▶ **The request**
A faithful transcription of all the data is required.

* start Entries provided *

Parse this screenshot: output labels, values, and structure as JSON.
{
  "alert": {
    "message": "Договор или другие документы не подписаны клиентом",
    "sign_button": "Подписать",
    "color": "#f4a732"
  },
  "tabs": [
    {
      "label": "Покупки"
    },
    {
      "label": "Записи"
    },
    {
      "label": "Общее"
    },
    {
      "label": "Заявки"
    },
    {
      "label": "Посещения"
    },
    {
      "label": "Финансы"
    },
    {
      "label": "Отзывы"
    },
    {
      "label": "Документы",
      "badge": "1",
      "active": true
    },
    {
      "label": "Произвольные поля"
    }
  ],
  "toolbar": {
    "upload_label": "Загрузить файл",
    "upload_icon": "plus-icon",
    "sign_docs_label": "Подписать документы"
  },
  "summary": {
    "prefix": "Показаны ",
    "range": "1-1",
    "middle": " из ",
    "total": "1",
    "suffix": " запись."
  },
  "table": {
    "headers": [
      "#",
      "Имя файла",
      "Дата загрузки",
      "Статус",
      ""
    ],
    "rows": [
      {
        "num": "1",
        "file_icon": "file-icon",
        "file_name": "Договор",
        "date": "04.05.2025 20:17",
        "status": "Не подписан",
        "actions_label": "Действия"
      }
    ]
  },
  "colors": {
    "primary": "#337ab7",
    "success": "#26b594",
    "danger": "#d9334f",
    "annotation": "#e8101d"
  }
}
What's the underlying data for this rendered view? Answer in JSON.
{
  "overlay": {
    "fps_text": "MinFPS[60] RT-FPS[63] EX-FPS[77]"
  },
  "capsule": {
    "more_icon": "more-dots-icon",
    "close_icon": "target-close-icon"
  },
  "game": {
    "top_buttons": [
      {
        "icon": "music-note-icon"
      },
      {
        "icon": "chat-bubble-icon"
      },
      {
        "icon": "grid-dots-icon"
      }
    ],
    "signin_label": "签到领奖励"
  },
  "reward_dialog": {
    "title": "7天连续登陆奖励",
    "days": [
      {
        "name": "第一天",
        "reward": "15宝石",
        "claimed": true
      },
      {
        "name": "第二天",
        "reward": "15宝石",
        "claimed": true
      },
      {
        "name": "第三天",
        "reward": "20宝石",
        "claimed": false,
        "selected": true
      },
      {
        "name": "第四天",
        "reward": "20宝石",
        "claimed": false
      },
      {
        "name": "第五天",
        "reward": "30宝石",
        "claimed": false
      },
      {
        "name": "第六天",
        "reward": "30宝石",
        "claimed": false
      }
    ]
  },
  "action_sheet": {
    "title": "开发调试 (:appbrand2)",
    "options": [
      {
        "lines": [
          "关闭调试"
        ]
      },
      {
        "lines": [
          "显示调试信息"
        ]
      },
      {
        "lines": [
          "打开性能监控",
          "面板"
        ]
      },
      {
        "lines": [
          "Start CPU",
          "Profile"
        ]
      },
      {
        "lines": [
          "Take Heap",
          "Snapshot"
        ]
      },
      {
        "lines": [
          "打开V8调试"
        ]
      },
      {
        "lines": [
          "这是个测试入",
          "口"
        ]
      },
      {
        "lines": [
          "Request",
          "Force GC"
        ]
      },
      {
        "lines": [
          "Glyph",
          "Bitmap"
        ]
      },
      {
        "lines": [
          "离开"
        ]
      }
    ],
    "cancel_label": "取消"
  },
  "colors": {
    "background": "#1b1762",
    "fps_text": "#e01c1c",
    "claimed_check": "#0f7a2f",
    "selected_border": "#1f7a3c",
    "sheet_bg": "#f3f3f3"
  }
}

* end Entries provided *

▶ **Expected output**
Parse this screenshot: output labels, values, and structure as JSON.
{
  "alert": {
    "message": "Договор или другие документы не подписаны клиентом",
    "sign_button": "Подписать",
    "color": "#f4a732"
  },
  "tabs": [
    {
      "label": "Покупки"
    },
    {
      "label": "Записи"
    },
    {
      "label": "Общее"
    },
    {
      "label": "Заявки"
    },
    {
      "label": "Посещения"
    },
    {
      "label": "Финансы"
    },
    {
      "label": "Отзывы"
    },
    {
      "label": "Документы",
      "badge": "1",
      "active": true
    },
    {
      "label": "Произвольные поля"
    }
  ],
  "toolbar": {
    "upload_label": "Загрузить файл",
    "upload_icon": "plus-icon",
    "sign_docs_label": "Подписать документы"
  },
  "summary": {
    "prefix": "Показаны ",
    "range": "1-1",
    "middle": " из ",
    "total": "1",
    "suffix": " запись."
  },
  "table": {
    "headers": [
      "#",
      "Имя файла",
      "Дата загрузки",
      "Статус",
      ""
    ],
    "rows": [
      {
        "num": "1",
        "file_icon": "file-icon",
        "file_name": "Договор",
        "date": "04.05.2025 20:17",
        "status": "Не подписан",
        "actions_label": "Действия"
      }
    ]
  },
  "colors": {
    "primary": "#337ab7",
    "success": "#26b594",
    "danger": "#d9334f",
    "annotation": "#e8101d"
  }
}
What's the underlying data for this rendered view? Answer in JSON.
{
  "overlay": {
    "fps_text": "MinFPS[60] RT-FPS[63] EX-FPS[77]"
  },
  "capsule": {
    "more_icon": "more-dots-icon",
    "close_icon": "target-close-icon"
  },
  "game": {
    "top_buttons": [
      {
        "icon": "music-note-icon"
      },
      {
        "icon": "chat-bubble-icon"
      },
      {
        "icon": "grid-dots-icon"
      }
    ],
    "signin_label": "签到领奖励"
  },
  "reward_dialog": {
    "title": "7天连续登陆奖励",
    "days": [
      {
        "name": "第一天",
        "reward": "15宝石",
        "claimed": true
      },
      {
        "name": "第二天",
        "reward": "15宝石",
        "claimed": true
      },
      {
        "name": "第三天",
        "reward": "20宝石",
        "claimed": false,
        "selected": true
      },
      {
        "name": "第四天",
        "reward": "20宝石",
        "claimed": false
      },
      {
        "name": "第五天",
        "reward": "30宝石",
        "claimed": false
      },
      {
        "name": "第六天",
        "reward": "30宝石",
        "claimed": false
      }
    ]
  },
  "action_sheet": {
    "title": "开发调试 (:appbrand2)",
    "options": [
      {
        "lines": [
          "关闭调试"
        ]
      },
      {
        "lines": [
          "显示调试信息"
        ]
      },
      {
        "lines": [
          "打开性能监控",
          "面板"
        ]
      },
      {
        "lines": [
          "Start CPU",
          "Profile"
        ]
      },
      {
        "lines": [
          "Take Heap",
          "Snapshot"
        ]
      },
      {
        "lines": [
          "打开V8调试"
        ]
      },
      {
        "lines": [
          "这是个测试入",
          "口"
        ]
      },
      {
        "lines": [
          "Request",
          "Force GC"
        ]
      },
      {
        "lines": [
          "Glyph",
          "Bitmap"
        ]
      },
      {
        "lines": [
          "离开"
        ]
      }
    ],
    "cancel_label": "取消"
  },
  "colors": {
    "background": "#1b1762",
    "fps_text": "#e01c1c",
    "claimed_check": "#0f7a2f",
    "selected_border": "#1f7a3c",
    "sheet_bg": "#f3f3f3"
  }
}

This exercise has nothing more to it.